:: Exercise details ::
Across the entries below, how many lines contain the word "this"? Give the number alone.
----------------------------------------
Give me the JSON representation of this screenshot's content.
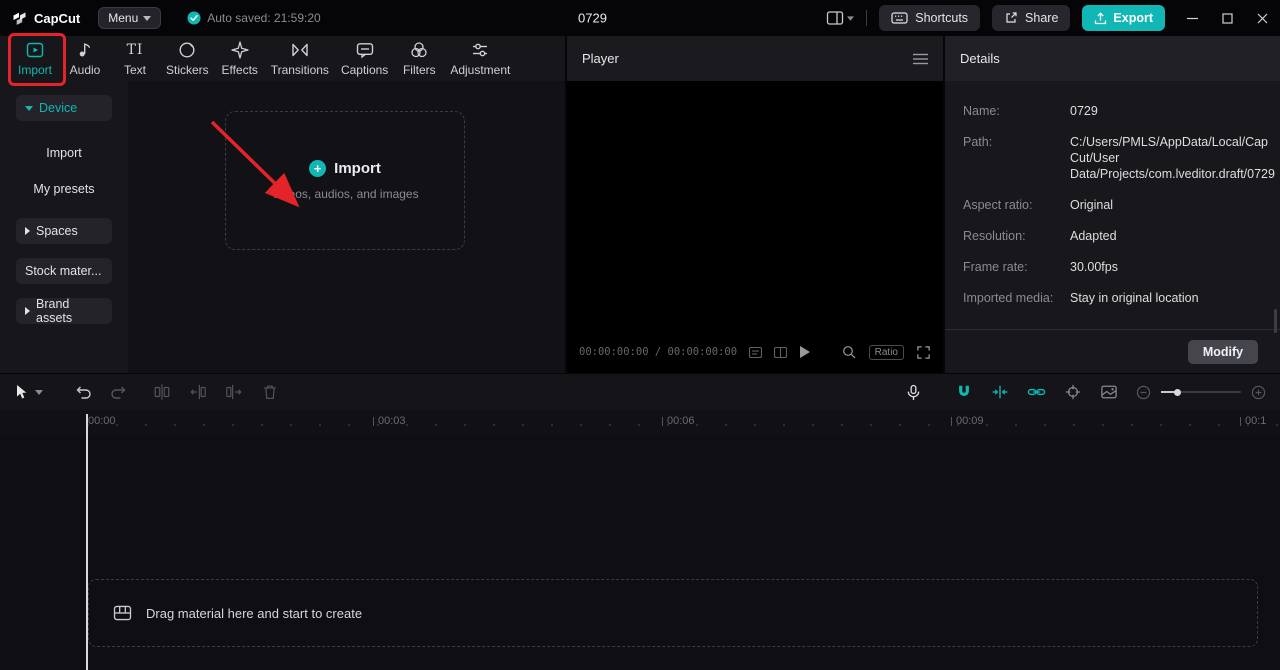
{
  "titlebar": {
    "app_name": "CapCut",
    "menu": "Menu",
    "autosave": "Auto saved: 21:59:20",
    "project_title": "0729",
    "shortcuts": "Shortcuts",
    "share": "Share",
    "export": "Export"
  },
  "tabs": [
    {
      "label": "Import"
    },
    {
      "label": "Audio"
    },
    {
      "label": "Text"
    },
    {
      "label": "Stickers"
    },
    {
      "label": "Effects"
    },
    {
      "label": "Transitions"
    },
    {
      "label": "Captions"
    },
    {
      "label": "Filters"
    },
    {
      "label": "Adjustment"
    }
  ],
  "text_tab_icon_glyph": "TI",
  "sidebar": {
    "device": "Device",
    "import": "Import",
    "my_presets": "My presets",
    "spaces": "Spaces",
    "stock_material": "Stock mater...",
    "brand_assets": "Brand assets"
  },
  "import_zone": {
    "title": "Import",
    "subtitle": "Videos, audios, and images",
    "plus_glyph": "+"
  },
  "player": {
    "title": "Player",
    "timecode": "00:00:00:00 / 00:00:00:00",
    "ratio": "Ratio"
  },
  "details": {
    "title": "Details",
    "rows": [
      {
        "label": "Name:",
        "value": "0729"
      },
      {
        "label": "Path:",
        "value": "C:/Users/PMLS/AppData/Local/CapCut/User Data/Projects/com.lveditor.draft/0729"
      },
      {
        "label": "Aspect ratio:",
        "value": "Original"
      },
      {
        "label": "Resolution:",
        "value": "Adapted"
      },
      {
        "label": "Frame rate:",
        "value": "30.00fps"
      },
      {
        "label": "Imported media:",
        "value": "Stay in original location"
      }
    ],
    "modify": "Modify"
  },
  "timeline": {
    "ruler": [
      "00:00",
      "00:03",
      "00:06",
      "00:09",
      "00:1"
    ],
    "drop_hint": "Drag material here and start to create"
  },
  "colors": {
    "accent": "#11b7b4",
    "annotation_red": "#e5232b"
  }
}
----------------------------------------
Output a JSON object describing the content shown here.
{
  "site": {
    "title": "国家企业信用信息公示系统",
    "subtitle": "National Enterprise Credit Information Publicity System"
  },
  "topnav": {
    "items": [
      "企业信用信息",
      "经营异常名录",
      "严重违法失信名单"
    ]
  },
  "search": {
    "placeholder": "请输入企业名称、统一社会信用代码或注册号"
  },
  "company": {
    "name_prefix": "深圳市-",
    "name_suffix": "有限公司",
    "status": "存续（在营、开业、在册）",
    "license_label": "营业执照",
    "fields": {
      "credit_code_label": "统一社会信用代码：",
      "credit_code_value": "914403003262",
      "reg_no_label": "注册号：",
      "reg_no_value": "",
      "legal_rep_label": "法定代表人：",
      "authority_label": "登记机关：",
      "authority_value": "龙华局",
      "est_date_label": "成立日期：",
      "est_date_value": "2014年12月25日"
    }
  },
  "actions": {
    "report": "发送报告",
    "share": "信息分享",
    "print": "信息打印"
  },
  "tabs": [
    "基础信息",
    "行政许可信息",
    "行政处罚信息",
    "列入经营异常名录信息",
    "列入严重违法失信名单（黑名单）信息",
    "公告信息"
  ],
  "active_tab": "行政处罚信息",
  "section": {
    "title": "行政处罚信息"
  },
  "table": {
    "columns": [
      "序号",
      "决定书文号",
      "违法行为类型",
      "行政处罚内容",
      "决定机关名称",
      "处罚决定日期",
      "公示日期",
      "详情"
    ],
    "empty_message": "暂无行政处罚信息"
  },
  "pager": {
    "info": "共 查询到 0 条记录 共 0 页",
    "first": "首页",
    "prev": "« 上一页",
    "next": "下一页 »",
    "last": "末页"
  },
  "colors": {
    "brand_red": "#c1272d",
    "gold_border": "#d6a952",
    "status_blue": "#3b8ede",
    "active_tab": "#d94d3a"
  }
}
----------------------------------------
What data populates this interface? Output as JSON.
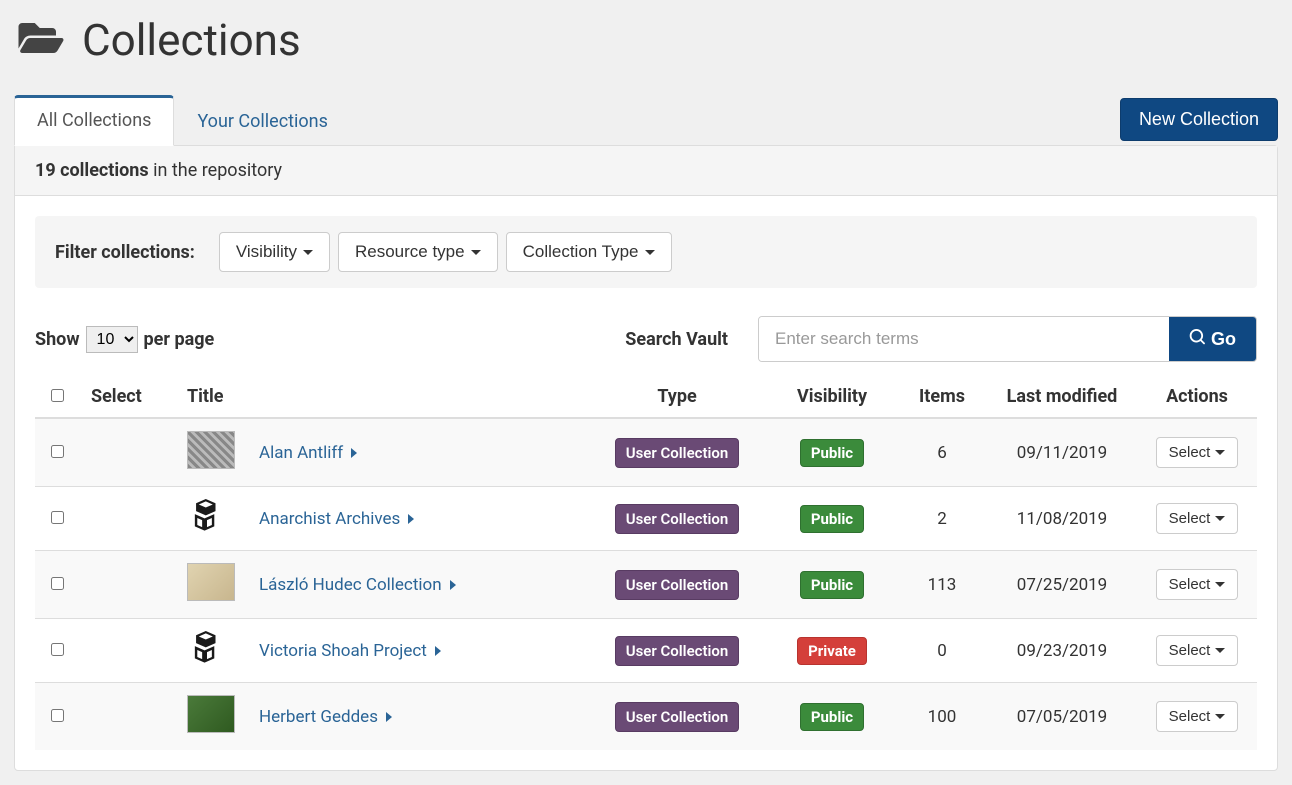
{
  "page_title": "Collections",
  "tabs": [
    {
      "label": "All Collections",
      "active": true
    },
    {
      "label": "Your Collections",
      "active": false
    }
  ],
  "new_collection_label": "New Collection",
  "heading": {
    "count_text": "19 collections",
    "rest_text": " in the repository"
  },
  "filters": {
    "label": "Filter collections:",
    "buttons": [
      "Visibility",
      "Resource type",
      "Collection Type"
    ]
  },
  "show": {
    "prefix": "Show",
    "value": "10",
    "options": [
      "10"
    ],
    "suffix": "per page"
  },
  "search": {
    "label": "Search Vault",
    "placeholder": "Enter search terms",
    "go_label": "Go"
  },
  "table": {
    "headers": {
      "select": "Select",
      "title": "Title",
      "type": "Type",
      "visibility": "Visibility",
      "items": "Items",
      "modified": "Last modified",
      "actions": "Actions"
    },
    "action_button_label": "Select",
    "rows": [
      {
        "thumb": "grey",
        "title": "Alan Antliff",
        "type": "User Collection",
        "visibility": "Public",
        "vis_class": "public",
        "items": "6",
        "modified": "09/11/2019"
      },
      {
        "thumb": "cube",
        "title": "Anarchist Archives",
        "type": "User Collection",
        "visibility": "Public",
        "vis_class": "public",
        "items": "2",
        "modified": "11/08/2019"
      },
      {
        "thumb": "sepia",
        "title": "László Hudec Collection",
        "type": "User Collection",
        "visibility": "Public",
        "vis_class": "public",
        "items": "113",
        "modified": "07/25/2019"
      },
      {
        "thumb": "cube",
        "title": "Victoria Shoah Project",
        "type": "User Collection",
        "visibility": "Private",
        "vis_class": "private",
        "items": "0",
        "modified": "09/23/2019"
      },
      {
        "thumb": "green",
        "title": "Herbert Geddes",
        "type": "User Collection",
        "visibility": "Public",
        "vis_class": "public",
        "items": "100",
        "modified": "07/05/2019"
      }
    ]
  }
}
----------------------------------------
:: Result below ::
2